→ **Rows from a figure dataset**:
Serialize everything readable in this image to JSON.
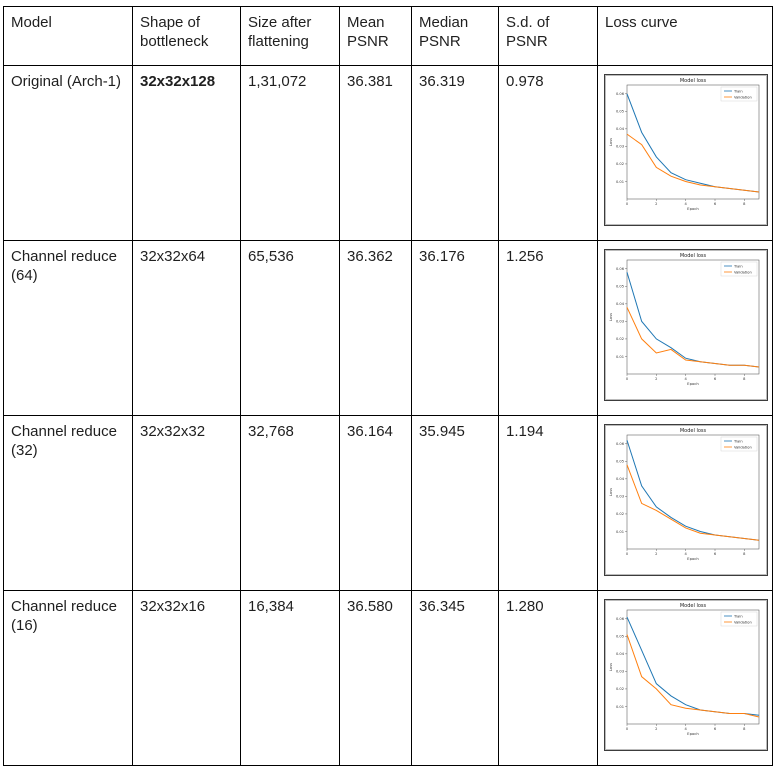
{
  "headers": [
    "Model",
    "Shape of bottleneck",
    "Size after flattening",
    "Mean PSNR",
    "Median PSNR",
    "S.d. of PSNR",
    "Loss curve"
  ],
  "rows": [
    {
      "model": "Original (Arch-1)",
      "shape": "32x32x128",
      "size": "1,31,072",
      "mean": "36.381",
      "median": "36.319",
      "sd": "0.978"
    },
    {
      "model": "Channel reduce (64)",
      "shape": "32x32x64",
      "size": "65,536",
      "mean": "36.362",
      "median": "36.176",
      "sd": "1.256"
    },
    {
      "model": "Channel reduce (32)",
      "shape": "32x32x32",
      "size": "32,768",
      "mean": "36.164",
      "median": "35.945",
      "sd": "1.194"
    },
    {
      "model": "Channel reduce (16)",
      "shape": "32x32x16",
      "size": "16,384",
      "mean": "36.580",
      "median": "36.345",
      "sd": "1.280"
    }
  ],
  "chart_data": [
    {
      "type": "line",
      "title": "Model loss",
      "xlabel": "Epoch",
      "ylabel": "Loss",
      "x": [
        0,
        1,
        2,
        3,
        4,
        5,
        6,
        7,
        8,
        9
      ],
      "xticks": [
        0,
        2,
        4,
        6,
        8
      ],
      "yticks": [
        0.01,
        0.02,
        0.03,
        0.04,
        0.05,
        0.06
      ],
      "ylim": [
        0.0,
        0.065
      ],
      "series": [
        {
          "name": "Train",
          "color": "#1f77b4",
          "values": [
            0.06,
            0.038,
            0.024,
            0.015,
            0.011,
            0.009,
            0.007,
            0.006,
            0.005,
            0.004
          ]
        },
        {
          "name": "Validation",
          "color": "#ff7f0e",
          "values": [
            0.037,
            0.031,
            0.018,
            0.013,
            0.01,
            0.008,
            0.007,
            0.006,
            0.005,
            0.004
          ]
        }
      ]
    },
    {
      "type": "line",
      "title": "Model loss",
      "xlabel": "Epoch",
      "ylabel": "Loss",
      "x": [
        0,
        1,
        2,
        3,
        4,
        5,
        6,
        7,
        8,
        9
      ],
      "xticks": [
        0,
        2,
        4,
        6,
        8
      ],
      "yticks": [
        0.01,
        0.02,
        0.03,
        0.04,
        0.05,
        0.06
      ],
      "ylim": [
        0.0,
        0.065
      ],
      "series": [
        {
          "name": "Train",
          "color": "#1f77b4",
          "values": [
            0.058,
            0.03,
            0.02,
            0.015,
            0.009,
            0.007,
            0.006,
            0.005,
            0.005,
            0.004
          ]
        },
        {
          "name": "Validation",
          "color": "#ff7f0e",
          "values": [
            0.038,
            0.02,
            0.012,
            0.014,
            0.008,
            0.007,
            0.006,
            0.005,
            0.005,
            0.004
          ]
        }
      ]
    },
    {
      "type": "line",
      "title": "Model loss",
      "xlabel": "Epoch",
      "ylabel": "Loss",
      "x": [
        0,
        1,
        2,
        3,
        4,
        5,
        6,
        7,
        8,
        9
      ],
      "xticks": [
        0,
        2,
        4,
        6,
        8
      ],
      "yticks": [
        0.01,
        0.02,
        0.03,
        0.04,
        0.05,
        0.06
      ],
      "ylim": [
        0.0,
        0.065
      ],
      "series": [
        {
          "name": "Train",
          "color": "#1f77b4",
          "values": [
            0.062,
            0.036,
            0.024,
            0.018,
            0.013,
            0.01,
            0.008,
            0.007,
            0.006,
            0.005
          ]
        },
        {
          "name": "Validation",
          "color": "#ff7f0e",
          "values": [
            0.048,
            0.026,
            0.022,
            0.017,
            0.012,
            0.009,
            0.008,
            0.007,
            0.006,
            0.005
          ]
        }
      ]
    },
    {
      "type": "line",
      "title": "Model loss",
      "xlabel": "Epoch",
      "ylabel": "Loss",
      "x": [
        0,
        1,
        2,
        3,
        4,
        5,
        6,
        7,
        8,
        9
      ],
      "xticks": [
        0,
        2,
        4,
        6,
        8
      ],
      "yticks": [
        0.01,
        0.02,
        0.03,
        0.04,
        0.05,
        0.06
      ],
      "ylim": [
        0.0,
        0.065
      ],
      "series": [
        {
          "name": "Train",
          "color": "#1f77b4",
          "values": [
            0.061,
            0.042,
            0.023,
            0.016,
            0.011,
            0.008,
            0.007,
            0.006,
            0.006,
            0.005
          ]
        },
        {
          "name": "Validation",
          "color": "#ff7f0e",
          "values": [
            0.051,
            0.027,
            0.02,
            0.011,
            0.009,
            0.008,
            0.007,
            0.006,
            0.006,
            0.004
          ]
        }
      ]
    }
  ]
}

→ **SHORT TASK**: In your copy of the records, include no pictures; repeat everything else exactly.

→ **WRITTEN SOLUTION**:
Serialize everything readable in this image to JSON.
{
  "headers": [
    "Model",
    "Shape of bottleneck",
    "Size after flattening",
    "Mean PSNR",
    "Median PSNR",
    "S.d. of PSNR",
    "Loss curve"
  ],
  "rows": [
    {
      "model": "Original (Arch-1)",
      "shape": "32x32x128",
      "size": "1,31,072",
      "mean": "36.381",
      "median": "36.319",
      "sd": "0.978"
    },
    {
      "model": "Channel reduce (64)",
      "shape": "32x32x64",
      "size": "65,536",
      "mean": "36.362",
      "median": "36.176",
      "sd": "1.256"
    },
    {
      "model": "Channel reduce (32)",
      "shape": "32x32x32",
      "size": "32,768",
      "mean": "36.164",
      "median": "35.945",
      "sd": "1.194"
    },
    {
      "model": "Channel reduce (16)",
      "shape": "32x32x16",
      "size": "16,384",
      "mean": "36.580",
      "median": "36.345",
      "sd": "1.280"
    }
  ],
  "chart_data": [
    {
      "type": "line",
      "title": "Model loss",
      "xlabel": "Epoch",
      "ylabel": "Loss",
      "x": [
        0,
        1,
        2,
        3,
        4,
        5,
        6,
        7,
        8,
        9
      ],
      "xticks": [
        0,
        2,
        4,
        6,
        8
      ],
      "yticks": [
        0.01,
        0.02,
        0.03,
        0.04,
        0.05,
        0.06
      ],
      "ylim": [
        0.0,
        0.065
      ],
      "series": [
        {
          "name": "Train",
          "color": "#1f77b4",
          "values": [
            0.06,
            0.038,
            0.024,
            0.015,
            0.011,
            0.009,
            0.007,
            0.006,
            0.005,
            0.004
          ]
        },
        {
          "name": "Validation",
          "color": "#ff7f0e",
          "values": [
            0.037,
            0.031,
            0.018,
            0.013,
            0.01,
            0.008,
            0.007,
            0.006,
            0.005,
            0.004
          ]
        }
      ]
    },
    {
      "type": "line",
      "title": "Model loss",
      "xlabel": "Epoch",
      "ylabel": "Loss",
      "x": [
        0,
        1,
        2,
        3,
        4,
        5,
        6,
        7,
        8,
        9
      ],
      "xticks": [
        0,
        2,
        4,
        6,
        8
      ],
      "yticks": [
        0.01,
        0.02,
        0.03,
        0.04,
        0.05,
        0.06
      ],
      "ylim": [
        0.0,
        0.065
      ],
      "series": [
        {
          "name": "Train",
          "color": "#1f77b4",
          "values": [
            0.058,
            0.03,
            0.02,
            0.015,
            0.009,
            0.007,
            0.006,
            0.005,
            0.005,
            0.004
          ]
        },
        {
          "name": "Validation",
          "color": "#ff7f0e",
          "values": [
            0.038,
            0.02,
            0.012,
            0.014,
            0.008,
            0.007,
            0.006,
            0.005,
            0.005,
            0.004
          ]
        }
      ]
    },
    {
      "type": "line",
      "title": "Model loss",
      "xlabel": "Epoch",
      "ylabel": "Loss",
      "x": [
        0,
        1,
        2,
        3,
        4,
        5,
        6,
        7,
        8,
        9
      ],
      "xticks": [
        0,
        2,
        4,
        6,
        8
      ],
      "yticks": [
        0.01,
        0.02,
        0.03,
        0.04,
        0.05,
        0.06
      ],
      "ylim": [
        0.0,
        0.065
      ],
      "series": [
        {
          "name": "Train",
          "color": "#1f77b4",
          "values": [
            0.062,
            0.036,
            0.024,
            0.018,
            0.013,
            0.01,
            0.008,
            0.007,
            0.006,
            0.005
          ]
        },
        {
          "name": "Validation",
          "color": "#ff7f0e",
          "values": [
            0.048,
            0.026,
            0.022,
            0.017,
            0.012,
            0.009,
            0.008,
            0.007,
            0.006,
            0.005
          ]
        }
      ]
    },
    {
      "type": "line",
      "title": "Model loss",
      "xlabel": "Epoch",
      "ylabel": "Loss",
      "x": [
        0,
        1,
        2,
        3,
        4,
        5,
        6,
        7,
        8,
        9
      ],
      "xticks": [
        0,
        2,
        4,
        6,
        8
      ],
      "yticks": [
        0.01,
        0.02,
        0.03,
        0.04,
        0.05,
        0.06
      ],
      "ylim": [
        0.0,
        0.065
      ],
      "series": [
        {
          "name": "Train",
          "color": "#1f77b4",
          "values": [
            0.061,
            0.042,
            0.023,
            0.016,
            0.011,
            0.008,
            0.007,
            0.006,
            0.006,
            0.005
          ]
        },
        {
          "name": "Validation",
          "color": "#ff7f0e",
          "values": [
            0.051,
            0.027,
            0.02,
            0.011,
            0.009,
            0.008,
            0.007,
            0.006,
            0.006,
            0.004
          ]
        }
      ]
    }
  ]
}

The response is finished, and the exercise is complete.